§ **DATA SUPPLIED**:
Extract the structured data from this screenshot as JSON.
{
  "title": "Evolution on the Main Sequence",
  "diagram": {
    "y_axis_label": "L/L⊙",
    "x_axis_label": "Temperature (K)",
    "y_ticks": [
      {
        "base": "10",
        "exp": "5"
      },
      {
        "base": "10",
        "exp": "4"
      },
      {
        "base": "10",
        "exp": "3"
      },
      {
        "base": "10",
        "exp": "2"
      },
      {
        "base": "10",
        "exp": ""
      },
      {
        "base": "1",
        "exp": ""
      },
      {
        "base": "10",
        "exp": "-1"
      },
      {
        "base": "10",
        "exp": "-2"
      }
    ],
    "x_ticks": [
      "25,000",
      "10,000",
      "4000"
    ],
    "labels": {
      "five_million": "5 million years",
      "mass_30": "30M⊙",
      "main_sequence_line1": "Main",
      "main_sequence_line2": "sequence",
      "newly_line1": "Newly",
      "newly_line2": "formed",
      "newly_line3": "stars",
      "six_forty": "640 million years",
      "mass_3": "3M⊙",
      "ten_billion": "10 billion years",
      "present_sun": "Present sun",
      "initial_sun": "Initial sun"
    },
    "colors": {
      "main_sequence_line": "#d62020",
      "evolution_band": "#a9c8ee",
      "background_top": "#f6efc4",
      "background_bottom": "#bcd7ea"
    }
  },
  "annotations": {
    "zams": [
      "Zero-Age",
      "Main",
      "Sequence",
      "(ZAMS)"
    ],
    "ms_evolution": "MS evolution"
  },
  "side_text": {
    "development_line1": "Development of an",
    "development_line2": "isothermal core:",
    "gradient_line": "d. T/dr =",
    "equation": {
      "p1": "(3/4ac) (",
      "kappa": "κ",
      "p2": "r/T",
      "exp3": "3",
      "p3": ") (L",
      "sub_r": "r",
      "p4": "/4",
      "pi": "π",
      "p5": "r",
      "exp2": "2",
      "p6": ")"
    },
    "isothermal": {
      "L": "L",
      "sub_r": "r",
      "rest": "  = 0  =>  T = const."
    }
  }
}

§ **REQUIREMENT**:
Nothing in the listing may be changed; retype it all exactly.

§ **RESULT OF THIS TASK**:
Extract the structured data from this screenshot as JSON.
{
  "title": "Evolution on the Main Sequence",
  "diagram": {
    "y_axis_label": "L/L⊙",
    "x_axis_label": "Temperature (K)",
    "y_ticks": [
      {
        "base": "10",
        "exp": "5"
      },
      {
        "base": "10",
        "exp": "4"
      },
      {
        "base": "10",
        "exp": "3"
      },
      {
        "base": "10",
        "exp": "2"
      },
      {
        "base": "10",
        "exp": ""
      },
      {
        "base": "1",
        "exp": ""
      },
      {
        "base": "10",
        "exp": "-1"
      },
      {
        "base": "10",
        "exp": "-2"
      }
    ],
    "x_ticks": [
      "25,000",
      "10,000",
      "4000"
    ],
    "labels": {
      "five_million": "5 million years",
      "mass_30": "30M⊙",
      "main_sequence_line1": "Main",
      "main_sequence_line2": "sequence",
      "newly_line1": "Newly",
      "newly_line2": "formed",
      "newly_line3": "stars",
      "six_forty": "640 million years",
      "mass_3": "3M⊙",
      "ten_billion": "10 billion years",
      "present_sun": "Present sun",
      "initial_sun": "Initial sun"
    },
    "colors": {
      "main_sequence_line": "#d62020",
      "evolution_band": "#a9c8ee",
      "background_top": "#f6efc4",
      "background_bottom": "#bcd7ea"
    }
  },
  "annotations": {
    "zams": [
      "Zero-Age",
      "Main",
      "Sequence",
      "(ZAMS)"
    ],
    "ms_evolution": "MS evolution"
  },
  "side_text": {
    "development_line1": "Development of an",
    "development_line2": "isothermal core:",
    "gradient_line": "d. T/dr =",
    "equation": {
      "p1": "(3/4ac) (",
      "kappa": "κ",
      "p2": "r/T",
      "exp3": "3",
      "p3": ") (L",
      "sub_r": "r",
      "p4": "/4",
      "pi": "π",
      "p5": "r",
      "exp2": "2",
      "p6": ")"
    },
    "isothermal": {
      "L": "L",
      "sub_r": "r",
      "rest": "  = 0  =>  T = const."
    }
  }
}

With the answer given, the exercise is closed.